#### AUSGEWÄHLTER TEXT
# Coreldraw-Datei in PDF umwandeln



## ebau61 (28. Juni 2010)

Hallo,

ich möchte eine eine Broschüre. die ich in Corel Draw 12 erstellt habe auch auf unserer Internetseite zur Ansicht bereitstellen.

Leider ist die Corel-Datei wegen zahlreicher Bilder und Grafiken mehrere hundert MB groß.

>>Nutze ich nun die Corel-Funktion "als pdf freigeben" ist die pdf-Datei immer noch viel zu groß<<

Gibt eine Möglichkeit eine sehr viel kleinere Datei aus der cdr-Datei zu erstellen.



Erich


----------



## chmee (28. Juni 2010)

Wenn es die Möglichkeit gibt, solltest Du die Komprimierungs/Skalierungsmöglichkeiten in den PDF-Einstellungen benutzen, zB sollten alle Bilder auf zB 72dpi runtergerechnet und als jpg höherer Kompressionsrate benutzt werden.

mfg chmee


----------



## regurge (6. Juli 2010)
########
▶ **AUFGABE 1**: Auf welche Auflösung sollen die Bilder laut chmee im Forenthread über die Umwandlung einer Coreldraw-Datei in PDF heruntergerechnet werden?
▶ **AUFGABE 2**: Führe den Forenthread über die Umwandlung einer Coreldraw-Datei in PDF weiter, und zwar im Anschluss an seine letzte gezeigte Zeile.
#### GESPEICHERTE EINTRÄGE
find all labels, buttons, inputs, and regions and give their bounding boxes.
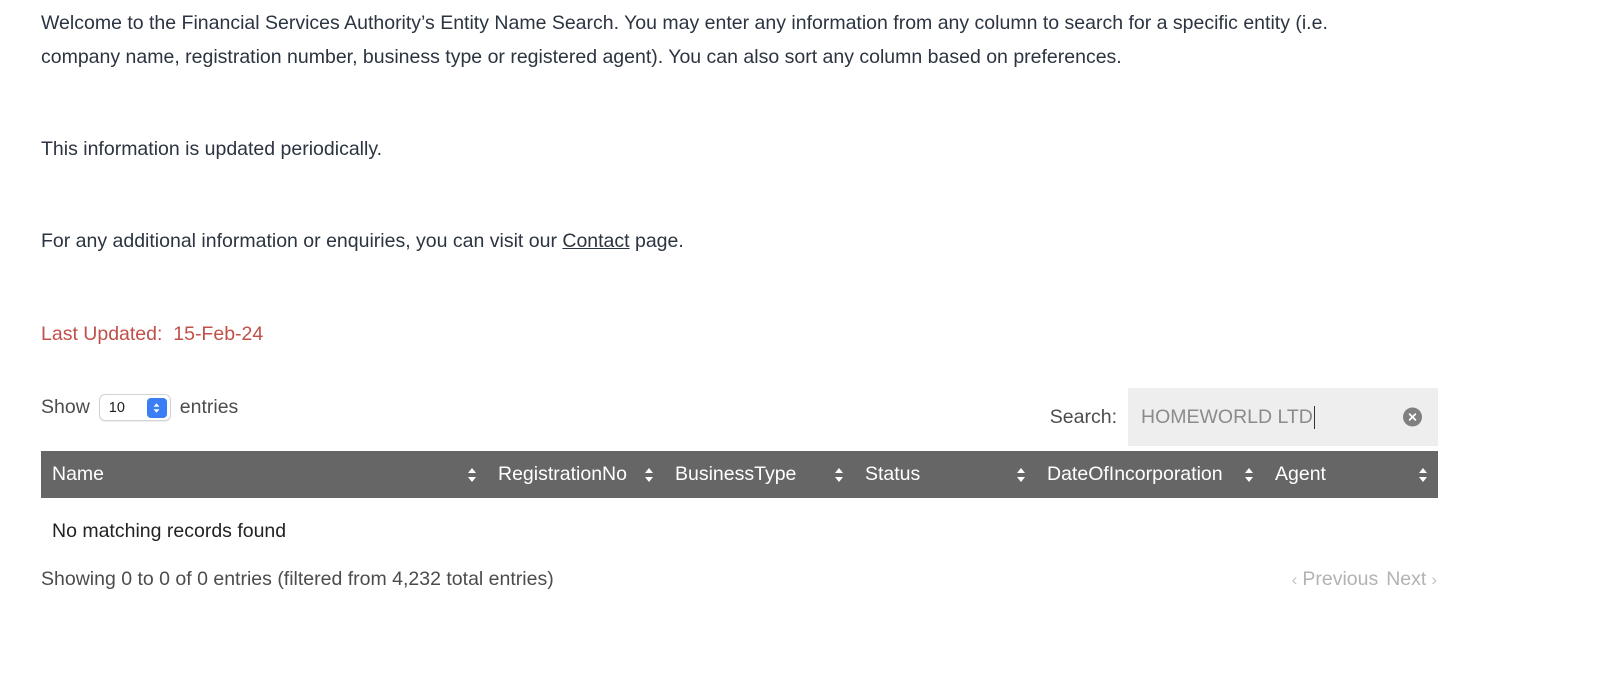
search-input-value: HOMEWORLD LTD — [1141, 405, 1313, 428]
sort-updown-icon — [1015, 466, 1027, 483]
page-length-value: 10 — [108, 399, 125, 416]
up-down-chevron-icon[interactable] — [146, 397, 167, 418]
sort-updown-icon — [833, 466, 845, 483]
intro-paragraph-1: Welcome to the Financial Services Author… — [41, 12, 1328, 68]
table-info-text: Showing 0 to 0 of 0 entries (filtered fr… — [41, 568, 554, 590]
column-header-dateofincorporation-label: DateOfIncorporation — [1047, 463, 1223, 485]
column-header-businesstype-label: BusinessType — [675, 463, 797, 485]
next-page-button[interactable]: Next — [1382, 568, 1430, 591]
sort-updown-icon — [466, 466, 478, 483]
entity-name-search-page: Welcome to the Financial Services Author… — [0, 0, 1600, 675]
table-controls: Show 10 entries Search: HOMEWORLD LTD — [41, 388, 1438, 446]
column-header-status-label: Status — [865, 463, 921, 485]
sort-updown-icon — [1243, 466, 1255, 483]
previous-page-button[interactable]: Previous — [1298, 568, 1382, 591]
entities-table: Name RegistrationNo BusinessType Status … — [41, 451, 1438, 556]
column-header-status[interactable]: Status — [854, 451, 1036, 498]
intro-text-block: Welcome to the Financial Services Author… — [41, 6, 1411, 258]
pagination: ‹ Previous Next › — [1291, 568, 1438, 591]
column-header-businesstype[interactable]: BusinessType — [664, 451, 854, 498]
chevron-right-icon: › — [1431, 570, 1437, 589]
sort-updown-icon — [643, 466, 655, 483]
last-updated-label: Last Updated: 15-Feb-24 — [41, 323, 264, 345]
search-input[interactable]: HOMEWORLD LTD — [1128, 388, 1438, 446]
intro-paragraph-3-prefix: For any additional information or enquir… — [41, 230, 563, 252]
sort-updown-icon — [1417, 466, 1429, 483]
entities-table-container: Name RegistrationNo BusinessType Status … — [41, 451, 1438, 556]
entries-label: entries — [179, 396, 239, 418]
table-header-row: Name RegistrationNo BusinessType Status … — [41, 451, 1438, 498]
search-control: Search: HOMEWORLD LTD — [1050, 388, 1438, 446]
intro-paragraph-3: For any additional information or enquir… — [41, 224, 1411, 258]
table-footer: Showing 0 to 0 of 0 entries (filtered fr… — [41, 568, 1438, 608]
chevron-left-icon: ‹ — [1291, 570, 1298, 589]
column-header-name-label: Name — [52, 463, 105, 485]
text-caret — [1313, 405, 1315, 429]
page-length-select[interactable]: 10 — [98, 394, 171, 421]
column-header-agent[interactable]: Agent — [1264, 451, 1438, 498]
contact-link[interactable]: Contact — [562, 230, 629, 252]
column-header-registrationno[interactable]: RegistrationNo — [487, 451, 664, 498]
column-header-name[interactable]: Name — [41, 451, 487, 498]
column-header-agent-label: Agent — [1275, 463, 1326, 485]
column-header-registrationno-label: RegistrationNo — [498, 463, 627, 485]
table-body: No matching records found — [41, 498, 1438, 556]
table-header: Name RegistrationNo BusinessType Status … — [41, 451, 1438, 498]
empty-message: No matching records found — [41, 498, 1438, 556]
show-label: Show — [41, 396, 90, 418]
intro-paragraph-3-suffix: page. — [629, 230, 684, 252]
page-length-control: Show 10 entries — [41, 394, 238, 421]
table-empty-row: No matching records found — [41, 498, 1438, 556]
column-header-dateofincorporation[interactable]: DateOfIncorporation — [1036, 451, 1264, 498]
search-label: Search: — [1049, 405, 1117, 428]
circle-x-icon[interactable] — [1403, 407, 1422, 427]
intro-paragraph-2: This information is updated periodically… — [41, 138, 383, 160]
########
#### GESPEICHERTE EINTRÄGE
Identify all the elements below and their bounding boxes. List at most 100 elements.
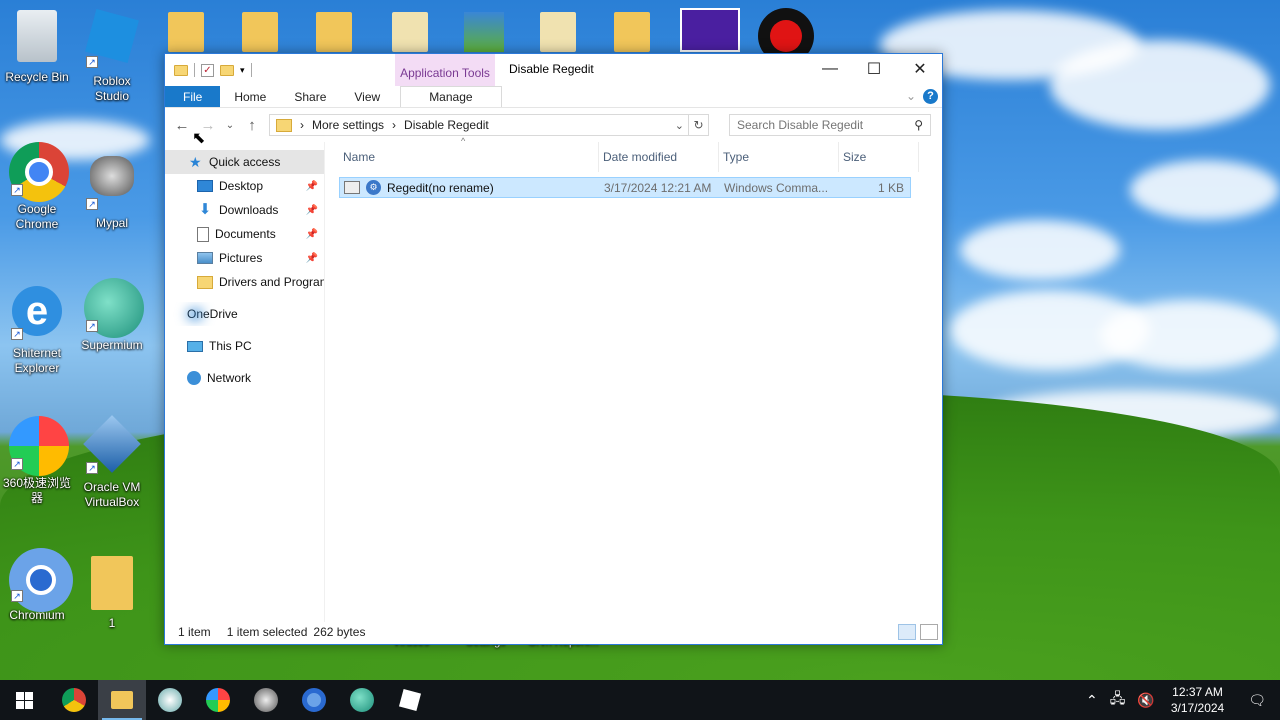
########
▶ **ENDGÜLTIGE ANTWORT 1**: Auf 72 dpi.

▶ **ENDGÜLTIGE ANTWORT 2**:
in der Corel eigenen .pdf Funktion kannst du die Datei sehr klein bekommen .. hier mal ein paar Infos:

.jpg Komprimierung kannst auf 150-200 stellen, Bitmap habe ich ganz gerne auf 200,200,600 .. Text und Strichgrafik komprimieren, nicht als Kurve exportieren und auch keine Scriften einbetten, wenn du Lesezeichen, Skizzen und Verknüpfunen auch nicht anhakst sparst du dir auch ein wenig Speicher (ich persönlich finde aber die Lesezeichen ganz angenehm, aber gerdae damit spart man sich bei diesen 3 Optionen am meisten Speicher .. und wenns nur eine Broschüre mit wenigen Seiten ist kann man darauf verzsichten)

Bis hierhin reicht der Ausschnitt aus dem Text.